▶ PARTS OF THE EXERCISE
[A] According to the heart murmur explanation below, where is the murmur of aortic stenosis best heard?
[B] Rewrite everything in the heart murmur explanation from "Bottom Line: Aortic" down to "to the carotids.", replacing "carotids" with "carotid arteries".
[C] Using the heart murmur explanation below, decide whether each statement agrees with it: (i) Mitral regurgitation is not usually associated with angina or syncope. (ii) The intensity of the aortic stenosis murmur correlates with the severity of the stenosis. (iii) The aortic stenosis murmur is reduced upon squatting. For each, answer yes or no and quote the deciding words.
+++ DOCUMENT SECTION +++
Answer B: Aortic stenosis is associated with a systolic ejection click and a harsh, crescendo-decrescendo systolic murmur. Pulsus parvus et tardus can also be seen.
Answer D: Mitral stenosis is associated with an opening snap followed by a late diastolic murmur. The severity of the stenosis is inversely related to the timing between the snap and the start of the murmur.
Answer E: The murmur of mitral valve prolapse is a described as a mid-systolic click followed by a late systolic murmur and a loud S2.
Bottom Line: Mitral regurgitation is characterized by a high-pitched, blowing, holosystolic murmur heard best at the apex with radiation to the axilla.
Insight: Know heart murmurs like the back of your hand. This will allow you to work through clinical vignettes quickly and save time on the exam.
For more information, see http://emedicine.medscape.com/article/155618-overview
Question 3: A 72-year-old man presents to the physician’s office for three episodes of syncope in the past four months. The syncopal episodes are not associated with postural changes or sudden movements of the head. He also admits to chest pain with exertion over the past few months. On examination, his heart rate is 88 beats/minute, respirations are 18 breaths/minute, and blood pressure is 140/88 mm Hg. His lungs are clear to auscultation. On cardiac examination, there is a click followed by a harsh, grade III/VI crescendo-decrescendo systolic murmur heard best at the right upper sternal border with radiation to the carotids bilaterally. The maximal apical impulse is displaced laterally on the chest wall. There are no diastolic murmurs. Extremities are cool, but capillary refill is less than 2 seconds. There is no cyanosis or edema. Which of the following is the most likely diagnosis?
A) Aortic regurgitation
B) Aortic stenosis
C) Mitral regurgitation
D) Mitral stenosis
E) Mitral valve prolapse
Explanation:
The patient in this vignette is suffering from aortic stenosis (AS) as evidenced by his complaints of syncope and angina in association with the murmur. Outflow obstruction from aortic stenosis leads to exertional chest pain. Syncopal episodes associated with AS are thought to be related to transient episodes of tachyarrhythmias (syncope at rest) or sudden reduction systemic resistance and inability to maintain mean arterial pressure with enough forward flow from the obstructed aortic valve.
The murmur of aortic stenosis is characterized as follows:
Quality
- Harsh, crescendo-decrescendo
Location
- best heard at the right upper sternal border
- usually with radiation to one or both carotids
Duration
- ranges from early-mid systolic to pansystolic
- the duration of the murmur correlates with the severity of the stenosis
Intensity
- intensity does not correlate with the severity, rather the timing of the peak and the duration correspond to severity
Severity
- augmented upon squatting; reduced during Valsalva
Answer A: Aortic regurgitation is associated with a high-pitched, blowing, diastolic murmur and “water-hammer pulse” (bounding pulse with quick collapse).
Answer C: Mitral regurgitation is associated with a blowing, holosystolic murmur heard best at the apex with radiation to the axilla. It is not usually associated with angina or syncope.
Answer D: Mitral stenosis is associated with an opening snap followed by a late diastolic murmur. The severity of the stenosis is inversely related to the timing between the snap and the start of the murmur.
Answer E: Mitral valve prolapse is associated with a mid-systolic click followed by a late systolic murmur and a loud S2.
Bottom Line: Aortic stenosis is characterized by a systolic ejection click followed by a crescendo-decrescendo systolic murmur best heard at the right upper sternal border with radiation to the carotids.
Know heart murmurs like the back of your hand. This will allow you to work through clinical vignettes quickly and save time on the exam.
+++ DATA EXTRACT +++
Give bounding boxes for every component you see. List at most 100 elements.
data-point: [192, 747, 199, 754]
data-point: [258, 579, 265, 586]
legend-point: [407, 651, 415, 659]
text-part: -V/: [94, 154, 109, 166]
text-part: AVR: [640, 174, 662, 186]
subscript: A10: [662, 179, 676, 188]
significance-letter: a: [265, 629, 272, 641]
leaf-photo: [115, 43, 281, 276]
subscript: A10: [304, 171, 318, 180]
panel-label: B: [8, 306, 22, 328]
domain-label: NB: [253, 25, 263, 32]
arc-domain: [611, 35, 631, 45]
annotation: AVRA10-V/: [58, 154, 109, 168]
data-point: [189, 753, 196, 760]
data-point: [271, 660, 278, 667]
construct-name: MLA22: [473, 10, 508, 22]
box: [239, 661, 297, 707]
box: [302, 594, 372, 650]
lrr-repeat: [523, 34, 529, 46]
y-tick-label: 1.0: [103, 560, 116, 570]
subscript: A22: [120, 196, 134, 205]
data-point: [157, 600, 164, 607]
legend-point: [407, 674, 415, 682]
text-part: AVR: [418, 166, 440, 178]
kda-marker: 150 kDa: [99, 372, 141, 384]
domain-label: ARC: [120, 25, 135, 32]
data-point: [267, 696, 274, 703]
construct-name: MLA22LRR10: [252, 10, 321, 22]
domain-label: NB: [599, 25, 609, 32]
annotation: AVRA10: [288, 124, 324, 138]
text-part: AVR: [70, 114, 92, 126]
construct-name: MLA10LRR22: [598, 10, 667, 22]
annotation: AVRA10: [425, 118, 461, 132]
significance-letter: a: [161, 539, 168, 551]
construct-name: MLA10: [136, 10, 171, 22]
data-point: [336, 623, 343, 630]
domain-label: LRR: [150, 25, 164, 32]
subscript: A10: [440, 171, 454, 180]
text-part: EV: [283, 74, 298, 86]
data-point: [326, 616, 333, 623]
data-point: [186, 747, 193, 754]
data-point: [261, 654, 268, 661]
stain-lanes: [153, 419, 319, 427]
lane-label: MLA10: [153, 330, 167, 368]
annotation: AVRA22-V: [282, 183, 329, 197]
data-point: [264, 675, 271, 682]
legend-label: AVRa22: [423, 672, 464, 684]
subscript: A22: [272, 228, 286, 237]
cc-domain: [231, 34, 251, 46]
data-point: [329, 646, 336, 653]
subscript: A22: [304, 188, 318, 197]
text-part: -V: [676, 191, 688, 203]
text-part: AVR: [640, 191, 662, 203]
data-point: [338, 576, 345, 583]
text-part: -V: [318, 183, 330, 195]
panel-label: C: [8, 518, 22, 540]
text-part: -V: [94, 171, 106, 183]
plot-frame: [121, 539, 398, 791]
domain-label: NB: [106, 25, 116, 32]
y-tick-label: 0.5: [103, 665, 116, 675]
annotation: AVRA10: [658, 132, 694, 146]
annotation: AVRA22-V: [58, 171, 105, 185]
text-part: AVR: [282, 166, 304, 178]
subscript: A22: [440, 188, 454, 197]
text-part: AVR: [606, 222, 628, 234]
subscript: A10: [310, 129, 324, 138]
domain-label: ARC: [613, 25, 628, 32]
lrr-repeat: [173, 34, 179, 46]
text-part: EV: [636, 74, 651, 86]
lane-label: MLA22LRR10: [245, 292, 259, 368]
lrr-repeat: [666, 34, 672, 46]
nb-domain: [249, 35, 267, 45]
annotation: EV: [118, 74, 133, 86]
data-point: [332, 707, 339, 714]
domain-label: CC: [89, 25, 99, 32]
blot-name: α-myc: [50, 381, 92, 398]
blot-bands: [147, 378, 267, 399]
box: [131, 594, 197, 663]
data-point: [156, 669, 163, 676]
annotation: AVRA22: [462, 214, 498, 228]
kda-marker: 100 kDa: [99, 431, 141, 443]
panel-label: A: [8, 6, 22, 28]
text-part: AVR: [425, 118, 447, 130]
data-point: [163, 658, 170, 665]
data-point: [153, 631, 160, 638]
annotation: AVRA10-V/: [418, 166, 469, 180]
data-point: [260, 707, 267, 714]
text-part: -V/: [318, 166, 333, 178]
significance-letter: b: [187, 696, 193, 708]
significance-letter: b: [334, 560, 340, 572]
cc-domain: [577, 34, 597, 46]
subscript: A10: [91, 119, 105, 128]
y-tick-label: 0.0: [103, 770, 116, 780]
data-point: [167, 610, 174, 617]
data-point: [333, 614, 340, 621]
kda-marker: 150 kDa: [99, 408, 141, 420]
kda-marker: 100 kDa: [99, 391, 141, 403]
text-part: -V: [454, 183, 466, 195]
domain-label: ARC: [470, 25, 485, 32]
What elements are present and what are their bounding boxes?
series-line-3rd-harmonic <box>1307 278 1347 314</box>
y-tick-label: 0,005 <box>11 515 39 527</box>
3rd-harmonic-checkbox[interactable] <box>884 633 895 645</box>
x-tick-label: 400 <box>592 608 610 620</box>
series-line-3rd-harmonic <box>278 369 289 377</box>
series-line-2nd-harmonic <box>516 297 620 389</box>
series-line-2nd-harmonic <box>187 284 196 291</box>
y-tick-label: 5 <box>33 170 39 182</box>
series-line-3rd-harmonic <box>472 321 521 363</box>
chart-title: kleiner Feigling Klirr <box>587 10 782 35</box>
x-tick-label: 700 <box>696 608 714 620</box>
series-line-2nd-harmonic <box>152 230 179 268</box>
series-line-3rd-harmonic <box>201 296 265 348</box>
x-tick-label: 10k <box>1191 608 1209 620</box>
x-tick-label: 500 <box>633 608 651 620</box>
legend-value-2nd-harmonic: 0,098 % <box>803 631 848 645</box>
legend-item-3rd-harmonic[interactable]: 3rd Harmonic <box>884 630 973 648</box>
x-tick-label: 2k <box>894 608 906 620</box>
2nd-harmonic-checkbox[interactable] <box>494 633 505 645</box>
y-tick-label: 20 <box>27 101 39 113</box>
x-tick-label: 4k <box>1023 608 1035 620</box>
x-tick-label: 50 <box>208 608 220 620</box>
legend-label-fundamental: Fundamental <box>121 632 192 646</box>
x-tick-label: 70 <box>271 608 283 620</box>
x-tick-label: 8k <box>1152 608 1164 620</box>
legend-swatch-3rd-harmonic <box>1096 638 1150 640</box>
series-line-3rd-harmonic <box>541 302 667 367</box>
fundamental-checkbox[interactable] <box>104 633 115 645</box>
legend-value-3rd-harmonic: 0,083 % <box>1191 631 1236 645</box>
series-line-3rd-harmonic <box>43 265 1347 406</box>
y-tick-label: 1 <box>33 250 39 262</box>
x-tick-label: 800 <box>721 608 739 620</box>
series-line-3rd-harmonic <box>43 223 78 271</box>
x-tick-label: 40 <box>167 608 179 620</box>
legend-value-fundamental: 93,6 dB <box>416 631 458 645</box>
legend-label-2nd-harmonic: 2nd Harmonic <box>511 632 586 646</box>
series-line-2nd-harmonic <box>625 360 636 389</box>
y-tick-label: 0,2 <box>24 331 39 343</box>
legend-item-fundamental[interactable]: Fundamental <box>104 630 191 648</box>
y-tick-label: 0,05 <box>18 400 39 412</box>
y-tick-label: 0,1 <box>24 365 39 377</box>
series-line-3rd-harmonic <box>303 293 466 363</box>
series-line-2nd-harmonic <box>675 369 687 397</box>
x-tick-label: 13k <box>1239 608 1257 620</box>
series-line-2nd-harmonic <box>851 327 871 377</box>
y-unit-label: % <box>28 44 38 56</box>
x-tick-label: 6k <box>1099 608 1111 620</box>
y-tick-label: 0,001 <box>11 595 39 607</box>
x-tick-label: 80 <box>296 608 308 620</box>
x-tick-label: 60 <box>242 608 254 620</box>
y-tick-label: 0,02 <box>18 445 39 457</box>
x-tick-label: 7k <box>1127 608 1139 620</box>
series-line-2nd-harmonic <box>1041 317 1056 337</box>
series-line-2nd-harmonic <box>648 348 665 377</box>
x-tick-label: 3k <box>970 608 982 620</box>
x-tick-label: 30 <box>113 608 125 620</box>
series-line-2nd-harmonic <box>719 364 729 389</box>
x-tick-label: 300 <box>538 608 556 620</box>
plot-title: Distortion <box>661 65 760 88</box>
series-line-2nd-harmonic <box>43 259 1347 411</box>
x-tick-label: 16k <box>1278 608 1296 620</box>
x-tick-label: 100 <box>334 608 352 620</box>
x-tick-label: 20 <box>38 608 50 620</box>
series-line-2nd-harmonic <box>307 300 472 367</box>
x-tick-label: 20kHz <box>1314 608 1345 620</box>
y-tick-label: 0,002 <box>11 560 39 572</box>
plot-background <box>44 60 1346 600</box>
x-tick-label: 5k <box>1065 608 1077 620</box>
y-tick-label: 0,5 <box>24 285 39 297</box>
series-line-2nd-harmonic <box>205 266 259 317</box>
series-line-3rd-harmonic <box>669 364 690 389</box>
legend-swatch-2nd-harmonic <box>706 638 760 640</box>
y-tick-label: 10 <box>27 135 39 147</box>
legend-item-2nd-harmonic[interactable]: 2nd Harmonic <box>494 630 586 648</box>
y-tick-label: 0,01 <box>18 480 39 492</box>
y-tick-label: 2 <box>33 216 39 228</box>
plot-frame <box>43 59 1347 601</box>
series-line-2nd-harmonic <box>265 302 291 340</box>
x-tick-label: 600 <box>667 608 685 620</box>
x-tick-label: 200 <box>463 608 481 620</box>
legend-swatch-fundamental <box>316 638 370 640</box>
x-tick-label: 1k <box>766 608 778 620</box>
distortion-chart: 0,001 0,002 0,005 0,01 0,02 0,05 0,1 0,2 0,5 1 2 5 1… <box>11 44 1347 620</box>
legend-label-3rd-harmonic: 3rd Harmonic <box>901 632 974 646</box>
+++
▶ PER-TASK ANSWERS
[A] At the right upper sternal border.

[B]
Bottom Line: Aortic stenosis is characterized by a systolic ejection click followed by a crescendo-decrescendo systolic murmur best heard at the right upper sternal border with radiation to the carotid arteries.

[C]
(i) Yes: "It is not usually associated with angina or syncope."
(ii) No: "intensity does not correlate with the severity"
(iii) No: "augmented upon squatting; reduced during Valsalva"